*Goal*
Locate the lines of the listing below that hold "United", then copy each of them.

*Data for processing*
============

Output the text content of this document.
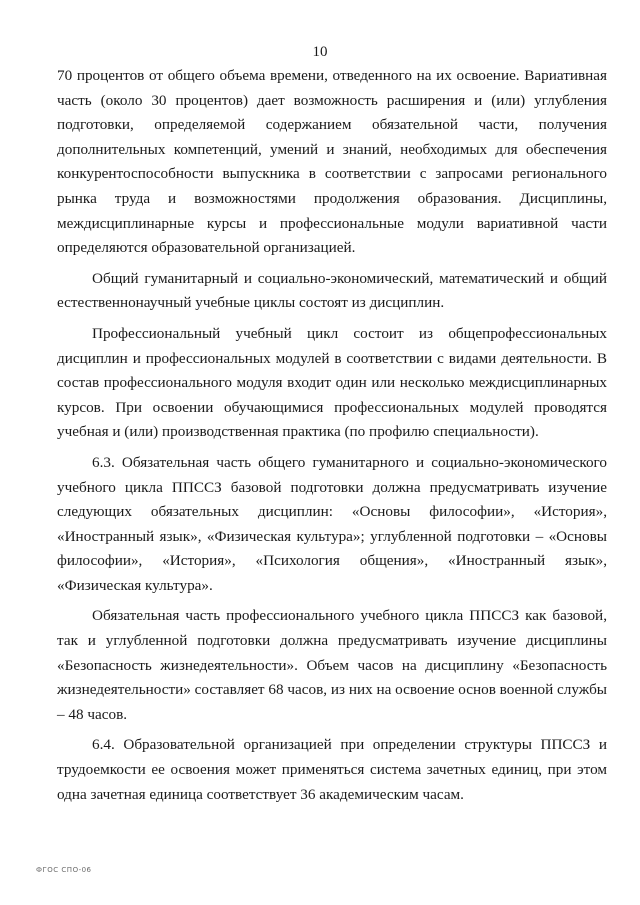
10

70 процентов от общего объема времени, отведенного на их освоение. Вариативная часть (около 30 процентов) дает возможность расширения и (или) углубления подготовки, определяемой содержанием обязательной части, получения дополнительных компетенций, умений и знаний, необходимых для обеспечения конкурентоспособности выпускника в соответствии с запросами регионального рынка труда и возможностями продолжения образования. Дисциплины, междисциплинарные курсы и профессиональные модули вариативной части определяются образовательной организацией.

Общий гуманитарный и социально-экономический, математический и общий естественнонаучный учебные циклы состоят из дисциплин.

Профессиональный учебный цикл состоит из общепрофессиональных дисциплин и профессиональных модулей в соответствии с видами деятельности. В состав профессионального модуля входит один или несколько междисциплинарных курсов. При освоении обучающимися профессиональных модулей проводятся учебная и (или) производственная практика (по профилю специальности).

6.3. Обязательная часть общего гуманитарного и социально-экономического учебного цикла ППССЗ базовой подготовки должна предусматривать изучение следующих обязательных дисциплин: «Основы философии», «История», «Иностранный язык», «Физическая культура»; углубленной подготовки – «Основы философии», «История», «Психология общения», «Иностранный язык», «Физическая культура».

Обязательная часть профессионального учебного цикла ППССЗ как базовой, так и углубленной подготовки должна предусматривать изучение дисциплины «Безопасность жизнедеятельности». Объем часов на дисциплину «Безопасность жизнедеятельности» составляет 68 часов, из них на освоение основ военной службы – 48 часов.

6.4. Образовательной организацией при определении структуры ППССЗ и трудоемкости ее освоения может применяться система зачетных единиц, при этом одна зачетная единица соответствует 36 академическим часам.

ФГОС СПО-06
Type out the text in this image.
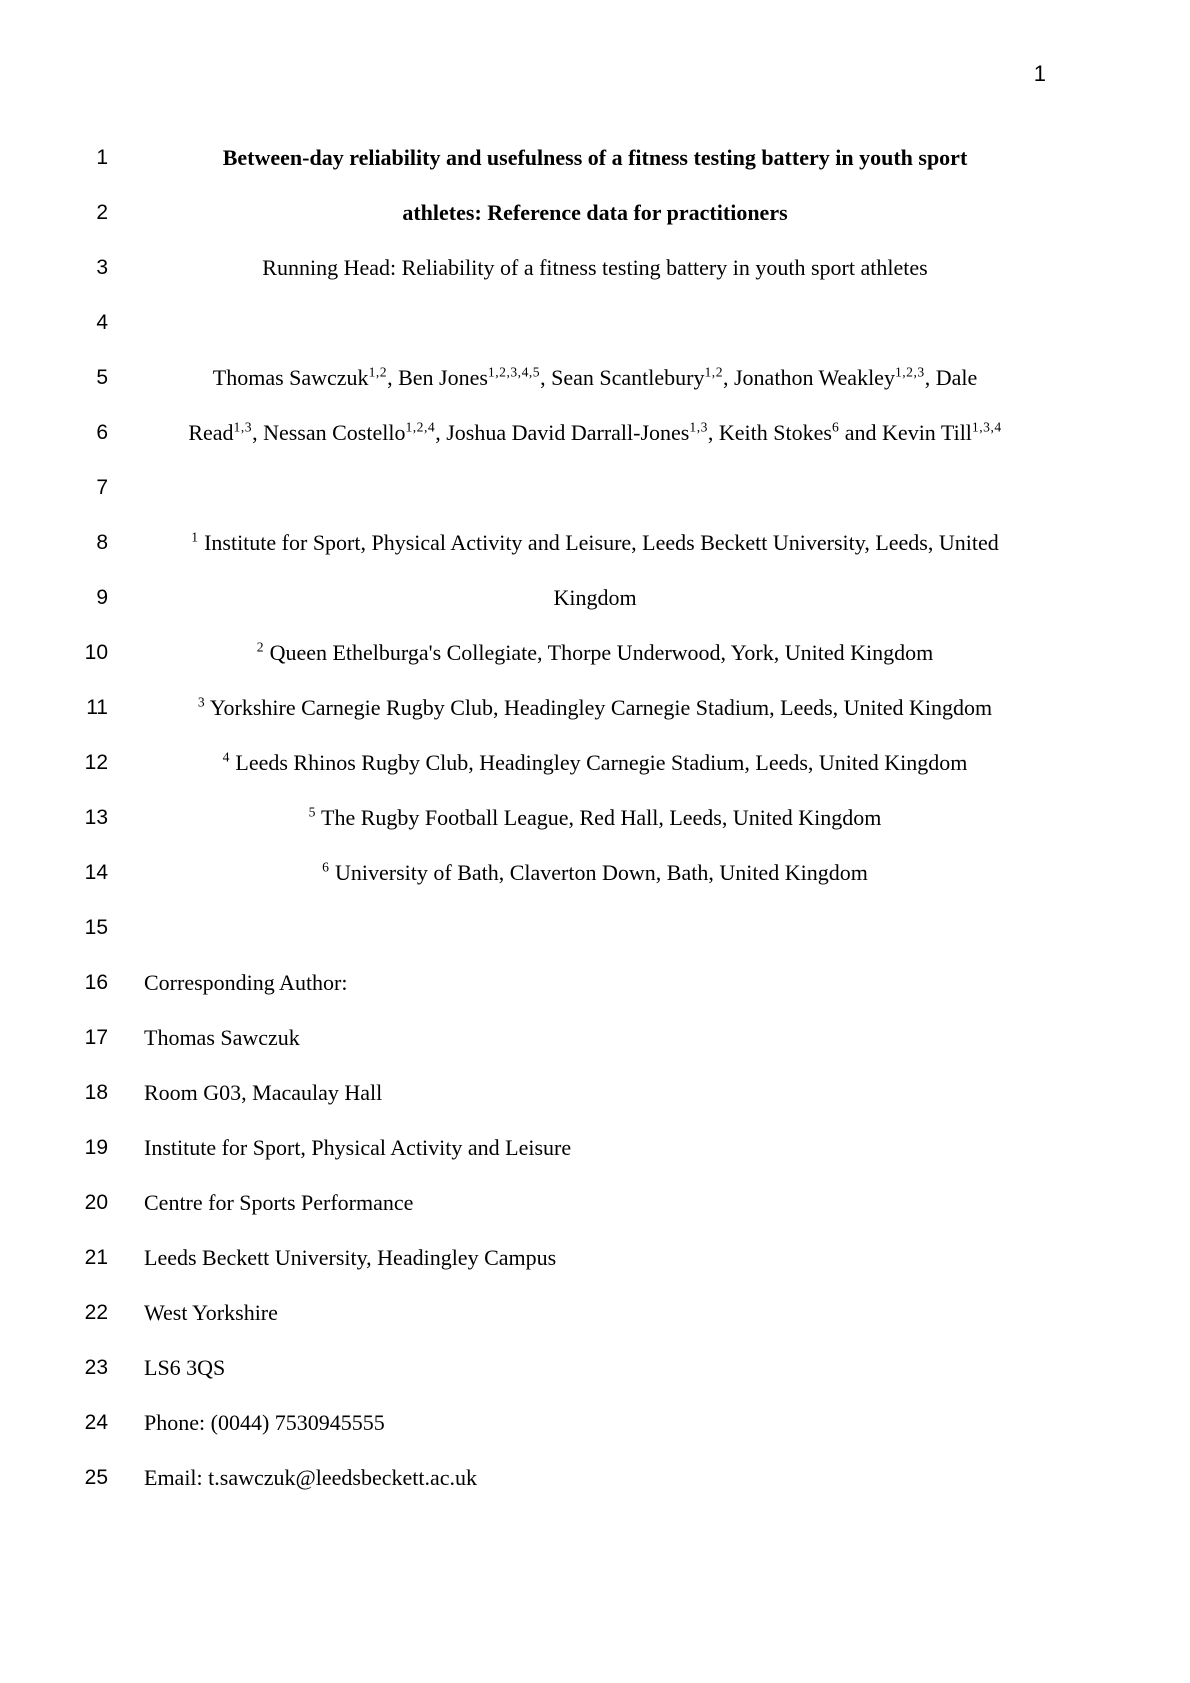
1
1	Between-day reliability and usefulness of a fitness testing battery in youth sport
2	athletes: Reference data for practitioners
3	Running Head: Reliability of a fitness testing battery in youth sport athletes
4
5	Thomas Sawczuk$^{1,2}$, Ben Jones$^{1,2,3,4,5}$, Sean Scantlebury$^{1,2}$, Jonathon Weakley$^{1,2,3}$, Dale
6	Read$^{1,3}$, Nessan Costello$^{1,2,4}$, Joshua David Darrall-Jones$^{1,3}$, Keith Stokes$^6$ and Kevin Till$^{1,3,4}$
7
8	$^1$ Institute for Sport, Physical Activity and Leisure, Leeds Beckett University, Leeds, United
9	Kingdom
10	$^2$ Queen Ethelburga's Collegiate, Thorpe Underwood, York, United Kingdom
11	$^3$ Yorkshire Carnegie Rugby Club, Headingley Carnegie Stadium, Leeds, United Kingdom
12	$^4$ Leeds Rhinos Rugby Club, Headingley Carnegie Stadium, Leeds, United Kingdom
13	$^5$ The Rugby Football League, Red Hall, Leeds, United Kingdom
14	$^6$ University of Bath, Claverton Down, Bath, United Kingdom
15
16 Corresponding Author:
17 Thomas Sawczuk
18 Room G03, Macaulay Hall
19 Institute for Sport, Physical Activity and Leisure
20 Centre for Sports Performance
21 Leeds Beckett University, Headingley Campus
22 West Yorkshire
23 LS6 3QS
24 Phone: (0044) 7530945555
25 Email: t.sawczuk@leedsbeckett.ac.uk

============

*Task output*
8	$^1$ Institute for Sport, Physical Activity and Leisure, Leeds Beckett University, Leeds, United
10	$^2$ Queen Ethelburga's Collegiate, Thorpe Underwood, York, United Kingdom
11	$^3$ Yorkshire Carnegie Rugby Club, Headingley Carnegie Stadium, Leeds, United Kingdom
12	$^4$ Leeds Rhinos Rugby Club, Headingley Carnegie Stadium, Leeds, United Kingdom
13	$^5$ The Rugby Football League, Red Hall, Leeds, United Kingdom
14	$^6$ University of Bath, Claverton Down, Bath, United Kingdom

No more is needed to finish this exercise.